===== Material provided =====
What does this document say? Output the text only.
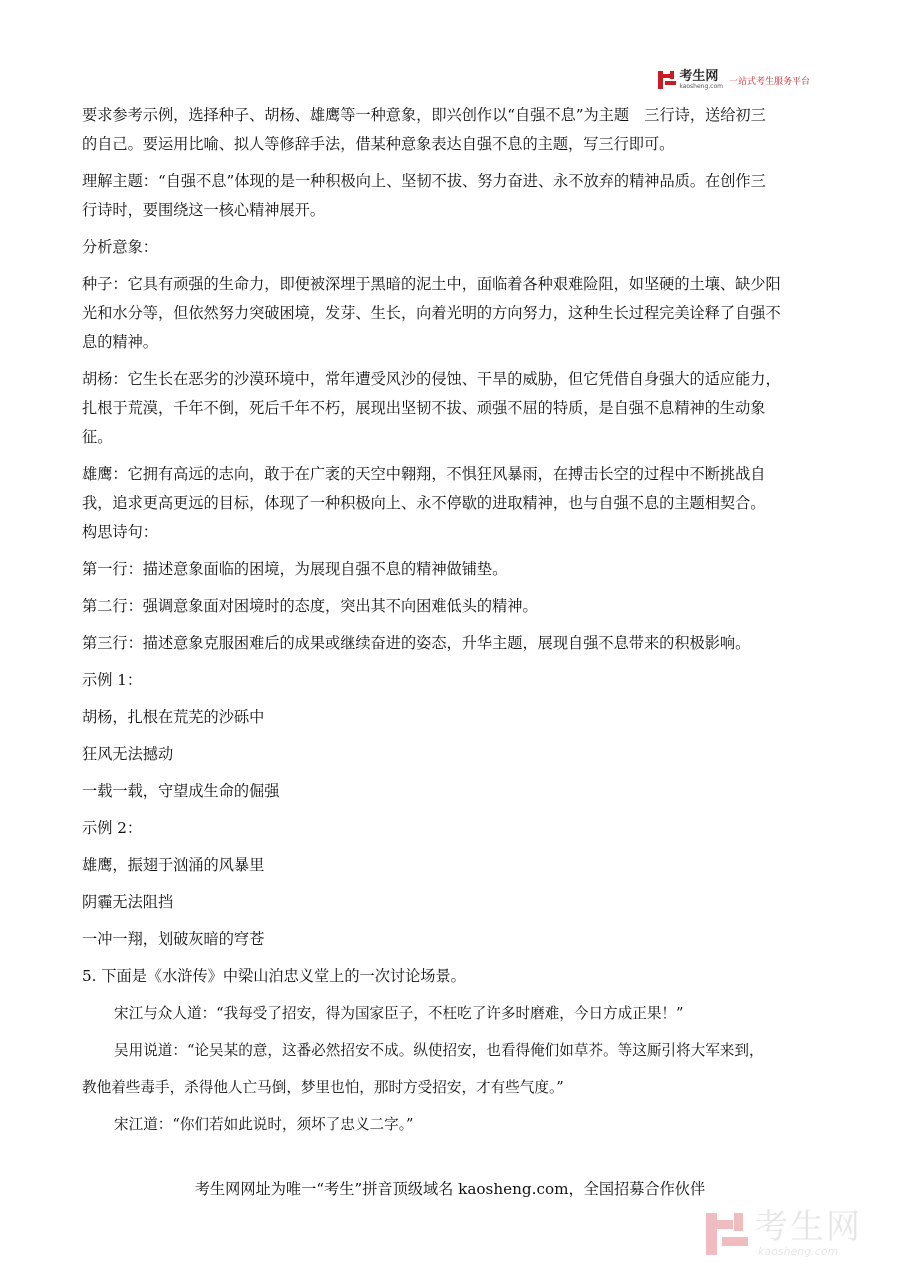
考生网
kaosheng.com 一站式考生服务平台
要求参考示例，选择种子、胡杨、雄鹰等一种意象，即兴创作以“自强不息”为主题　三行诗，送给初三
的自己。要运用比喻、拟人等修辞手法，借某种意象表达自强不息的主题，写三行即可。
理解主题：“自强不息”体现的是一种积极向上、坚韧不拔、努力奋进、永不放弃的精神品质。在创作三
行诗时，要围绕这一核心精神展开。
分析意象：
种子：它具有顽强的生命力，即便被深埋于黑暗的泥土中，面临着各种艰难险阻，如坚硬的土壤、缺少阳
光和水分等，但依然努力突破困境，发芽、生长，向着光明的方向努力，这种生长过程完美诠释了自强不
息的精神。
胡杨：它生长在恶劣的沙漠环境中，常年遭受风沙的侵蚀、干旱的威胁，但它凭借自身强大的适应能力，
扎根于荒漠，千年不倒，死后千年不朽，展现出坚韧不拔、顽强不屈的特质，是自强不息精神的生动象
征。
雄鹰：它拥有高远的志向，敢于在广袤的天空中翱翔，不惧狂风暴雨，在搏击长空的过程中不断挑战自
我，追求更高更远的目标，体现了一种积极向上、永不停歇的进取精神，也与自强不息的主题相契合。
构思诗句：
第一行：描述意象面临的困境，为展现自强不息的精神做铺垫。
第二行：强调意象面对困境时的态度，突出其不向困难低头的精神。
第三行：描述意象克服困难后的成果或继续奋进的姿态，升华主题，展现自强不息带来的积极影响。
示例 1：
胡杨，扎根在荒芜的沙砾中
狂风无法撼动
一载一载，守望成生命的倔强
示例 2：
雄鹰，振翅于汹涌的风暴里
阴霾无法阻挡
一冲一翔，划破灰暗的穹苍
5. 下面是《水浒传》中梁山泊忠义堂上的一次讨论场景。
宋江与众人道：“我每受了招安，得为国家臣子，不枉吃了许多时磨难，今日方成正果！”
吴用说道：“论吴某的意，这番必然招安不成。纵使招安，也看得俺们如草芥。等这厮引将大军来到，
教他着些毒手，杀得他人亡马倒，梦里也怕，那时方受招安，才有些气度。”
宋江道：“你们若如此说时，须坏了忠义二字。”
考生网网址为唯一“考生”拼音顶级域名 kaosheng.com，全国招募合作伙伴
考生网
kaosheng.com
=====
Your instructions >> Each line of the material must be retyped exactly, except that images are omitted.

Task solution >>
What does this document say? Output the text only.
考生网
kaosheng.com 一站式考生服务平台
要求参考示例，选择种子、胡杨、雄鹰等一种意象，即兴创作以“自强不息”为主题　三行诗，送给初三
的自己。要运用比喻、拟人等修辞手法，借某种意象表达自强不息的主题，写三行即可。
理解主题：“自强不息”体现的是一种积极向上、坚韧不拔、努力奋进、永不放弃的精神品质。在创作三
行诗时，要围绕这一核心精神展开。
分析意象：
种子：它具有顽强的生命力，即便被深埋于黑暗的泥土中，面临着各种艰难险阻，如坚硬的土壤、缺少阳
光和水分等，但依然努力突破困境，发芽、生长，向着光明的方向努力，这种生长过程完美诠释了自强不
息的精神。
胡杨：它生长在恶劣的沙漠环境中，常年遭受风沙的侵蚀、干旱的威胁，但它凭借自身强大的适应能力，
扎根于荒漠，千年不倒，死后千年不朽，展现出坚韧不拔、顽强不屈的特质，是自强不息精神的生动象
征。
雄鹰：它拥有高远的志向，敢于在广袤的天空中翱翔，不惧狂风暴雨，在搏击长空的过程中不断挑战自
我，追求更高更远的目标，体现了一种积极向上、永不停歇的进取精神，也与自强不息的主题相契合。
构思诗句：
第一行：描述意象面临的困境，为展现自强不息的精神做铺垫。
第二行：强调意象面对困境时的态度，突出其不向困难低头的精神。
第三行：描述意象克服困难后的成果或继续奋进的姿态，升华主题，展现自强不息带来的积极影响。
示例 1：
胡杨，扎根在荒芜的沙砾中
狂风无法撼动
一载一载，守望成生命的倔强
示例 2：
雄鹰，振翅于汹涌的风暴里
阴霾无法阻挡
一冲一翔，划破灰暗的穹苍
5. 下面是《水浒传》中梁山泊忠义堂上的一次讨论场景。
宋江与众人道：“我每受了招安，得为国家臣子，不枉吃了许多时磨难，今日方成正果！”
吴用说道：“论吴某的意，这番必然招安不成。纵使招安，也看得俺们如草芥。等这厮引将大军来到，
教他着些毒手，杀得他人亡马倒，梦里也怕，那时方受招安，才有些气度。”
宋江道：“你们若如此说时，须坏了忠义二字。”
考生网网址为唯一“考生”拼音顶级域名 kaosheng.com，全国招募合作伙伴
考生网
kaosheng.com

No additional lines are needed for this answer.